Aim of the exercise - Every line of the material is to be quoted verbatim, minus the pictures.

Listed entries -
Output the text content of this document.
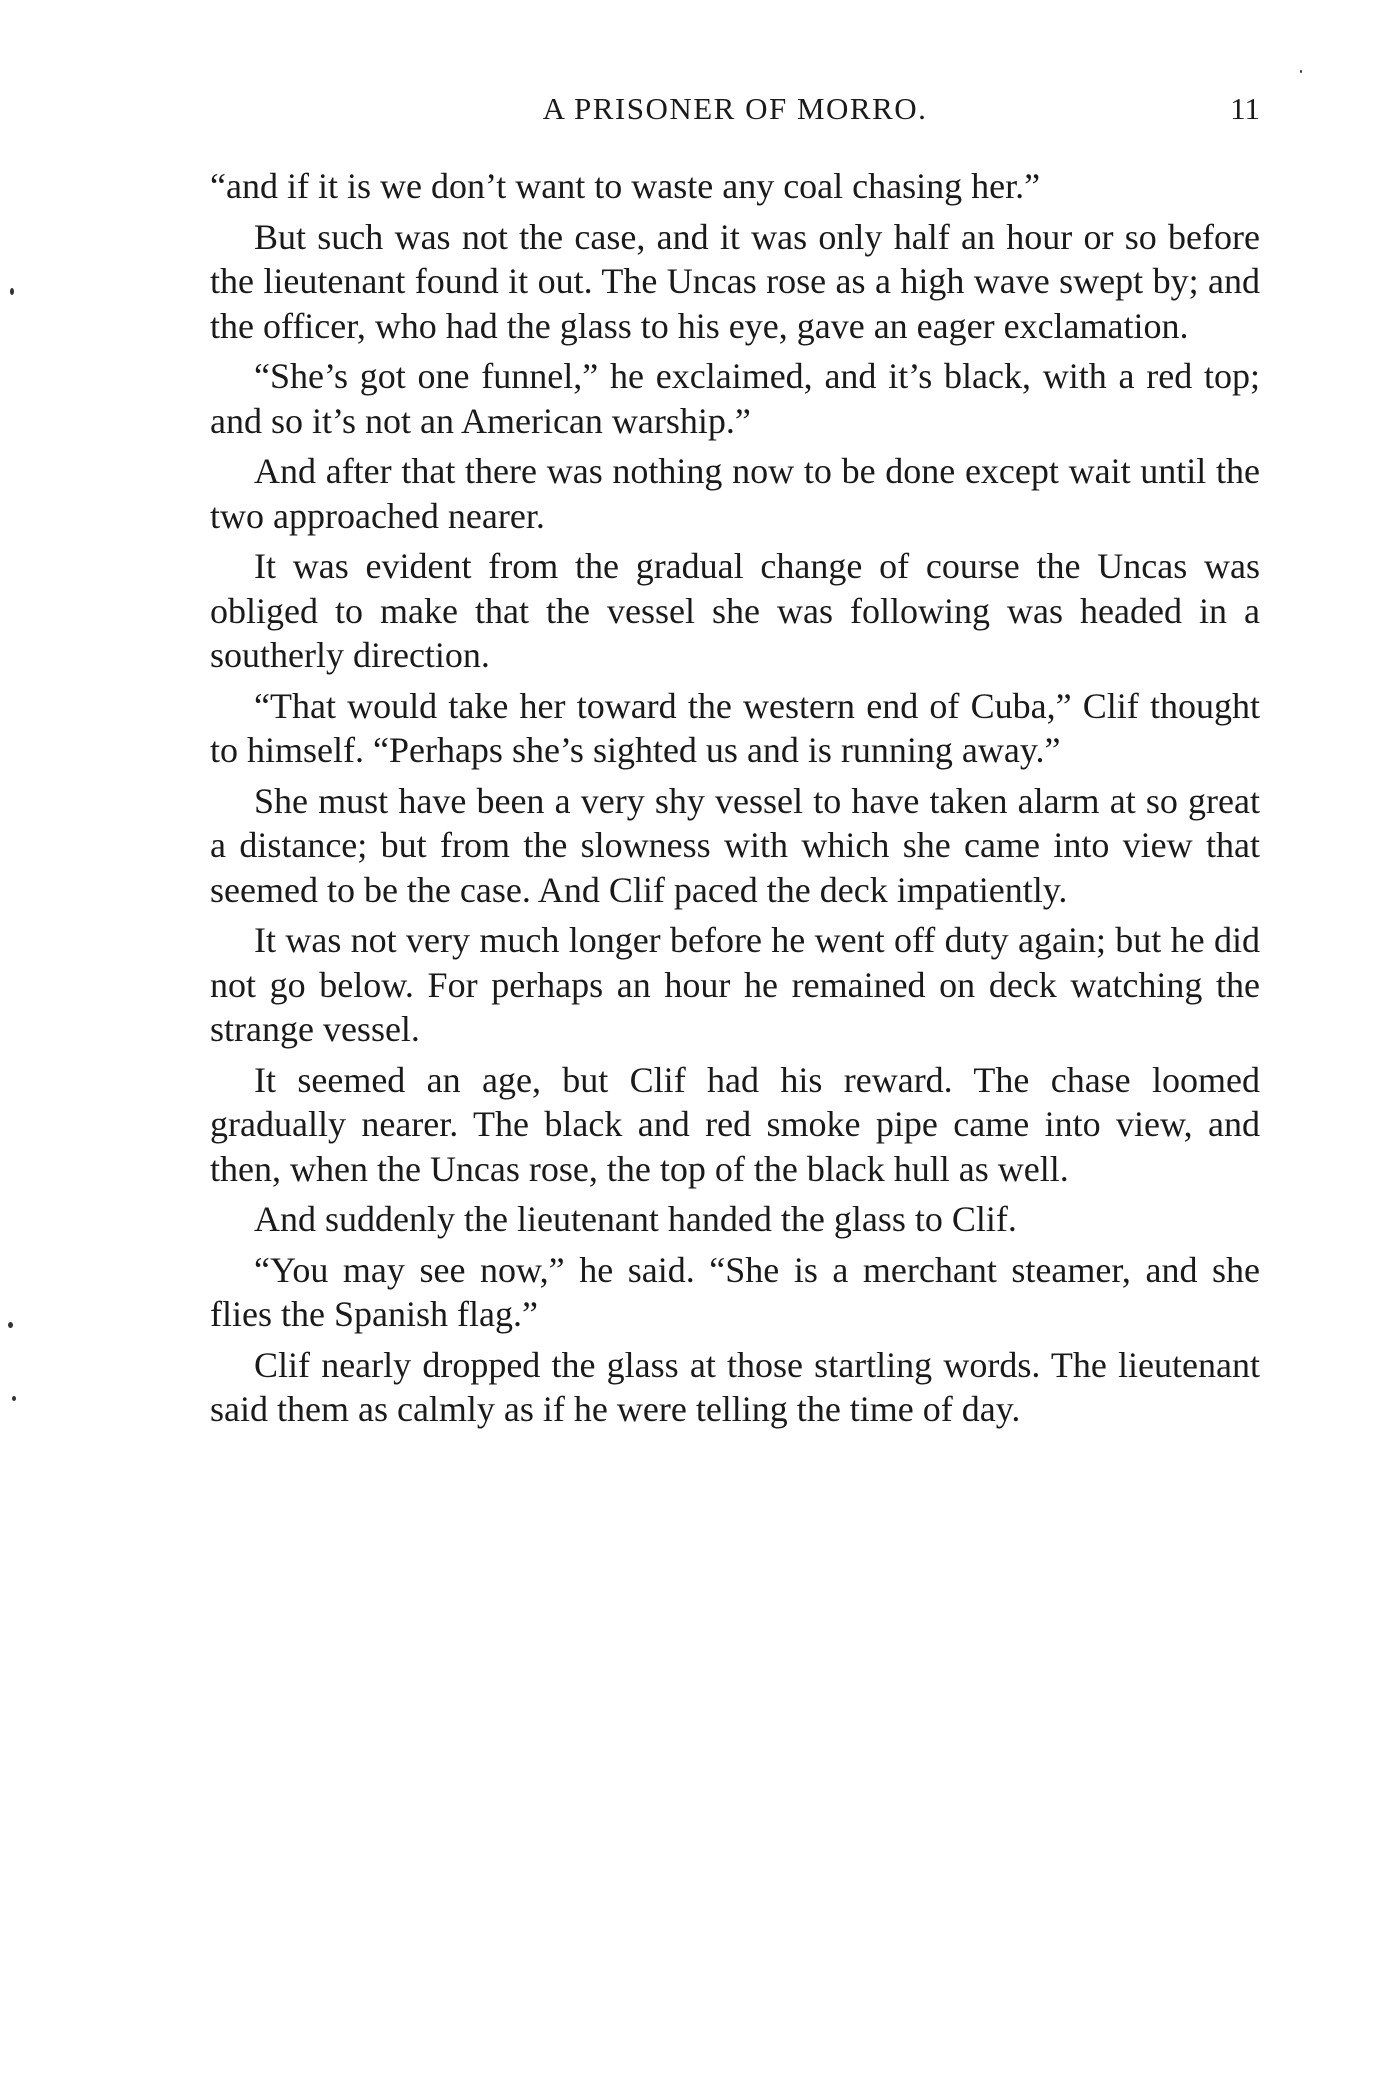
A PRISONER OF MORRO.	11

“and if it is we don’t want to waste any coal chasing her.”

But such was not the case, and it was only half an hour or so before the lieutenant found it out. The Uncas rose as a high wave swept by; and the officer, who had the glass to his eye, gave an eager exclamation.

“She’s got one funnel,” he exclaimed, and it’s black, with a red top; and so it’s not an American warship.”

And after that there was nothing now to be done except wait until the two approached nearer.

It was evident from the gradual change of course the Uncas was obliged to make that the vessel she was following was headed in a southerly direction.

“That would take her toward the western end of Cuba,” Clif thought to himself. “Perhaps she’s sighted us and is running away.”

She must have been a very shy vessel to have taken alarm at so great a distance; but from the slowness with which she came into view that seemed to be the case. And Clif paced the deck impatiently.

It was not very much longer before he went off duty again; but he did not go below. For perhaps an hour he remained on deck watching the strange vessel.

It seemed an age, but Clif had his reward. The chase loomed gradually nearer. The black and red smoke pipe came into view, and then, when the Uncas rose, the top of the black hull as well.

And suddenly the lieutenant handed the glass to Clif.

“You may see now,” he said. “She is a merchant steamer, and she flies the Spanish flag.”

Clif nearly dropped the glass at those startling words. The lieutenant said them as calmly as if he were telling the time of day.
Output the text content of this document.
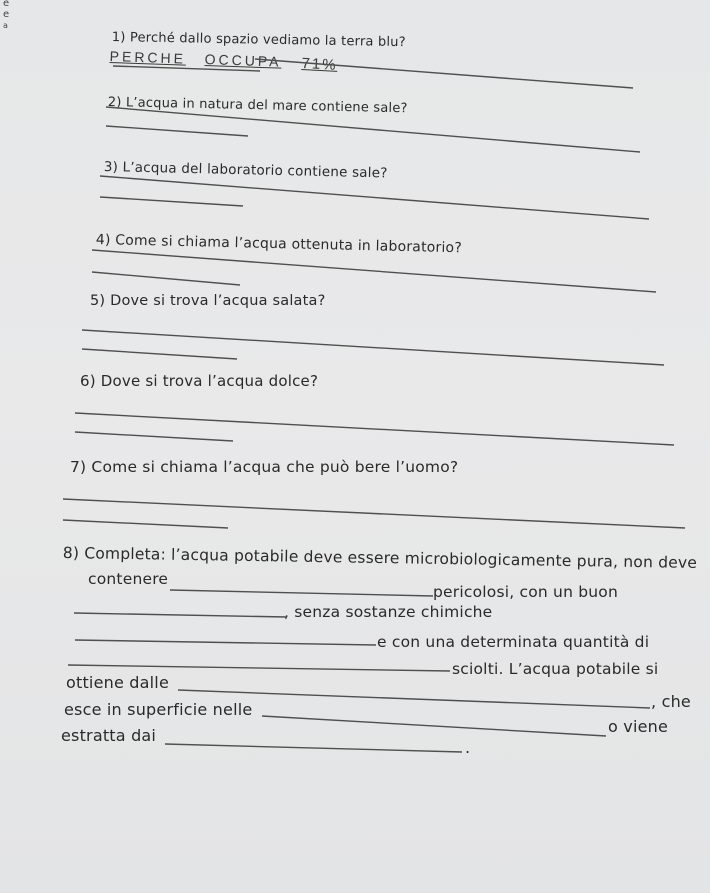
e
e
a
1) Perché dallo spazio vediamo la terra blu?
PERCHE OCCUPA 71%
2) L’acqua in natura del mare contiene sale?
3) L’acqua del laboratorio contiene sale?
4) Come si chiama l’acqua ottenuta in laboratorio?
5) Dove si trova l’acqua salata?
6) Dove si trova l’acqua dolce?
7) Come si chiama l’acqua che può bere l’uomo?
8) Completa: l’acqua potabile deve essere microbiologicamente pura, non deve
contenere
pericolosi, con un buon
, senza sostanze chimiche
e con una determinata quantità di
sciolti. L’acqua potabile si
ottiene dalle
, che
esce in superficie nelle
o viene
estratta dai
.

Full output -
Output the text content of this document.
A PRISONER OF MORRO.	11

“and if it is we don’t want to waste any coal chasing her.”

But such was not the case, and it was only half an hour or so before the lieutenant found it out. The Uncas rose as a high wave swept by; and the officer, who had the glass to his eye, gave an eager exclamation.

“She’s got one funnel,” he exclaimed, and it’s black, with a red top; and so it’s not an American warship.”

And after that there was nothing now to be done except wait until the two approached nearer.

It was evident from the gradual change of course the Uncas was obliged to make that the vessel she was following was headed in a southerly direction.

“That would take her toward the western end of Cuba,” Clif thought to himself. “Perhaps she’s sighted us and is running away.”

She must have been a very shy vessel to have taken alarm at so great a distance; but from the slowness with which she came into view that seemed to be the case. And Clif paced the deck impatiently.

It was not very much longer before he went off duty again; but he did not go below. For perhaps an hour he remained on deck watching the strange vessel.

It seemed an age, but Clif had his reward. The chase loomed gradually nearer. The black and red smoke pipe came into view, and then, when the Uncas rose, the top of the black hull as well.

And suddenly the lieutenant handed the glass to Clif.

“You may see now,” he said. “She is a merchant steamer, and she flies the Spanish flag.”

Clif nearly dropped the glass at those startling words. The lieutenant said them as calmly as if he were telling the time of day.
Output the text content of this document.
e
e
a
1) Perché dallo spazio vediamo la terra blu?
PERCHE OCCUPA 71%
2) L’acqua in natura del mare contiene sale?
3) L’acqua del laboratorio contiene sale?
4) Come si chiama l’acqua ottenuta in laboratorio?
5) Dove si trova l’acqua salata?
6) Dove si trova l’acqua dolce?
7) Come si chiama l’acqua che può bere l’uomo?
8) Completa: l’acqua potabile deve essere microbiologicamente pura, non deve
contenere
pericolosi, con un buon
, senza sostanze chimiche
e con una determinata quantità di
sciolti. L’acqua potabile si
ottiene dalle
, che
esce in superficie nelle
o viene
estratta dai
.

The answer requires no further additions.